*INPUT FOR THIS TASK*:
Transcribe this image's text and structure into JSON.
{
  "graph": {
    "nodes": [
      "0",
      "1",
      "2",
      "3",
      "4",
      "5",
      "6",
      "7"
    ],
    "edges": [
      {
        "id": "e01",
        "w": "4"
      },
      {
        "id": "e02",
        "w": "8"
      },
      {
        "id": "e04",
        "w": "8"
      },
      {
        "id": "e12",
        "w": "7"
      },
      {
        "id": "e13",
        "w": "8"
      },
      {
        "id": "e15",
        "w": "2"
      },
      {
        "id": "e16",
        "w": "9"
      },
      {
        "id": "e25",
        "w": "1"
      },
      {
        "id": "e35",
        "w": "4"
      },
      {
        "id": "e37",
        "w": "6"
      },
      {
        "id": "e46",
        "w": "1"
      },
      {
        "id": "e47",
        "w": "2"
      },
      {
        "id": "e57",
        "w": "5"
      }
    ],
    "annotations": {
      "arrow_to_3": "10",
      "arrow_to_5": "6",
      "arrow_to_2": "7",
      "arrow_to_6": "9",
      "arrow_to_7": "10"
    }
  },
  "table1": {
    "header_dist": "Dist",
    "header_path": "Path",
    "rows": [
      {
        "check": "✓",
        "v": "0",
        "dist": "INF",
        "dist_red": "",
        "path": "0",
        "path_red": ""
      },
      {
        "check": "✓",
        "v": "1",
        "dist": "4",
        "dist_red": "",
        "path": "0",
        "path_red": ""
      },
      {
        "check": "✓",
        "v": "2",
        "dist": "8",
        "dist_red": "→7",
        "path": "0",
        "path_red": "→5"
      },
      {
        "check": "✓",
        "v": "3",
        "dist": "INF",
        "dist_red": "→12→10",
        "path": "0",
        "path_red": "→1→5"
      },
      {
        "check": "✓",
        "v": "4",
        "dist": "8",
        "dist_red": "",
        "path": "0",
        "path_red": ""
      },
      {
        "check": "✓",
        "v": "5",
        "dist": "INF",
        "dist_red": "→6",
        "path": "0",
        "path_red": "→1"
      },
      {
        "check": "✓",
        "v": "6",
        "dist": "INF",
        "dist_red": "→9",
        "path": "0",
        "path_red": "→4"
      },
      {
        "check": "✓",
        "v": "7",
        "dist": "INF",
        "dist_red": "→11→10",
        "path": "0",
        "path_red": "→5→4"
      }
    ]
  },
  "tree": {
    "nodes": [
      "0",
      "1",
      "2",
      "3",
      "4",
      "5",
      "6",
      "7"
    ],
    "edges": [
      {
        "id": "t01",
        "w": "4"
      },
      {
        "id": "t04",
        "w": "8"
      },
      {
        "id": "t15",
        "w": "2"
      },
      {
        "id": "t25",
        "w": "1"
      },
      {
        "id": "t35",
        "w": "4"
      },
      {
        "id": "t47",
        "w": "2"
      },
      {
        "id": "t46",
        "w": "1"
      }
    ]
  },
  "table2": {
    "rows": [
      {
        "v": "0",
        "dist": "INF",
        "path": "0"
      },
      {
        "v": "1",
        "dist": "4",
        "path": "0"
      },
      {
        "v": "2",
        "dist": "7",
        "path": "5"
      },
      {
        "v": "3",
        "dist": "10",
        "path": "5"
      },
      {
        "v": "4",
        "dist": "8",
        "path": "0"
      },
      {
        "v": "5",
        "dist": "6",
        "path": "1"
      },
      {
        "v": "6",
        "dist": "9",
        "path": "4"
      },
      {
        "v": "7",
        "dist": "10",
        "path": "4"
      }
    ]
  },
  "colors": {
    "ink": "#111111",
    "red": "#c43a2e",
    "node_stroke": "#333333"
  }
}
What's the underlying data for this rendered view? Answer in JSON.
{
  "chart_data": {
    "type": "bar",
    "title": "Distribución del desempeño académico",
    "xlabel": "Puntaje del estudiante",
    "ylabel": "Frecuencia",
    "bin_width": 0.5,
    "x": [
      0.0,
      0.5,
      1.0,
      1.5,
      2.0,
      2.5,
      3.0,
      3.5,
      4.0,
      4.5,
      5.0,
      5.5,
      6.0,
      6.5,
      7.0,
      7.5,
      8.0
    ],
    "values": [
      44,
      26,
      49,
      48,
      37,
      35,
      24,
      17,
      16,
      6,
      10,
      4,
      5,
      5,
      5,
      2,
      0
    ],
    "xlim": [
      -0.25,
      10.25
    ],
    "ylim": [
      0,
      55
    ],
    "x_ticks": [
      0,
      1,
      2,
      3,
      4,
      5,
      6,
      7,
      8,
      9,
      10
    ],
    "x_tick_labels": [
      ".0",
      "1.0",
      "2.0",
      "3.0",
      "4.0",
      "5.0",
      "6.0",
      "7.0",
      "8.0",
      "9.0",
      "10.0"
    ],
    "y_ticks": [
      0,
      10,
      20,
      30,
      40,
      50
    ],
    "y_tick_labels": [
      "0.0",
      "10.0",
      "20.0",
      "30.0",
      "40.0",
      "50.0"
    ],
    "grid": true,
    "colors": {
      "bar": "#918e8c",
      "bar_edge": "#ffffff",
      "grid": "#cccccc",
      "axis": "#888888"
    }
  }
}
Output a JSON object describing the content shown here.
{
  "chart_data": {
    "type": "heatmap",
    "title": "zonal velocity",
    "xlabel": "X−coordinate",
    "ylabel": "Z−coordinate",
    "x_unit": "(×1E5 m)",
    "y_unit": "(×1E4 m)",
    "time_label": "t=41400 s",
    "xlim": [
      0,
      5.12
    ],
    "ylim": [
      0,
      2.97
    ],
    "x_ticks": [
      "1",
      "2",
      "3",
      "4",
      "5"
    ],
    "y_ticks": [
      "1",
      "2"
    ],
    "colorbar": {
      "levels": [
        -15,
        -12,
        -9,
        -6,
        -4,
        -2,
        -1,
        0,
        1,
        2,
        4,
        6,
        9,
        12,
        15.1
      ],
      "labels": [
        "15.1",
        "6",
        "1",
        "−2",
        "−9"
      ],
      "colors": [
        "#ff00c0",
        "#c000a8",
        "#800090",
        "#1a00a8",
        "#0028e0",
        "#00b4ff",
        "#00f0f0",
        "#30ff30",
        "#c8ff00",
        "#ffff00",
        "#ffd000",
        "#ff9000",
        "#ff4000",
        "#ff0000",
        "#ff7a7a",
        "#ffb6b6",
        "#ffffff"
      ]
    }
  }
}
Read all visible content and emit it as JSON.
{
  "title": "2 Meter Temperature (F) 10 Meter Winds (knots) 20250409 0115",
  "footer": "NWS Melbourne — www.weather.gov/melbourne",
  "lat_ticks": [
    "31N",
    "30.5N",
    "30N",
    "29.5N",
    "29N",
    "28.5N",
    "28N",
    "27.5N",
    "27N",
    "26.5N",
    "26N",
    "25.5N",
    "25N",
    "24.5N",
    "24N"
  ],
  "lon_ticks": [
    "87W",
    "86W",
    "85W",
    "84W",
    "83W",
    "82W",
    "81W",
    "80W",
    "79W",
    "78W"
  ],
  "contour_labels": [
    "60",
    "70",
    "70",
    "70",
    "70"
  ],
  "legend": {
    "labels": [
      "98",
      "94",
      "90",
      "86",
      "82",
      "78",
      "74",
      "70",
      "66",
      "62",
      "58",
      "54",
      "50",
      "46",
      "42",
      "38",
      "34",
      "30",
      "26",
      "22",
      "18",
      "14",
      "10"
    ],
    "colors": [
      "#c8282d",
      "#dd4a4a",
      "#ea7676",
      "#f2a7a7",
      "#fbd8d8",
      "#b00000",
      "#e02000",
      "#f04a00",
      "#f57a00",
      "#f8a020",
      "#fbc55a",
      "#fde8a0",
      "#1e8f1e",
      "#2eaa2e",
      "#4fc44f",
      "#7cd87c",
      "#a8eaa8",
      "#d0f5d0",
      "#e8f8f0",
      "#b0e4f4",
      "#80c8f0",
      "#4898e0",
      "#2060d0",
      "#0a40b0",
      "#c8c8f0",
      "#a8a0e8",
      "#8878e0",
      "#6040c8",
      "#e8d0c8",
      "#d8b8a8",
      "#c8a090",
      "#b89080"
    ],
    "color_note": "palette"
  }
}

*PROBLEM DESCRIPTION*: Return only those lines of the records that contain the string "JSON".

*ANSWER IN FULL*:
Transcribe this image's text and structure into JSON.
What's the underlying data for this rendered view? Answer in JSON.
Output a JSON object describing the content shown here.
Read all visible content and emit it as JSON.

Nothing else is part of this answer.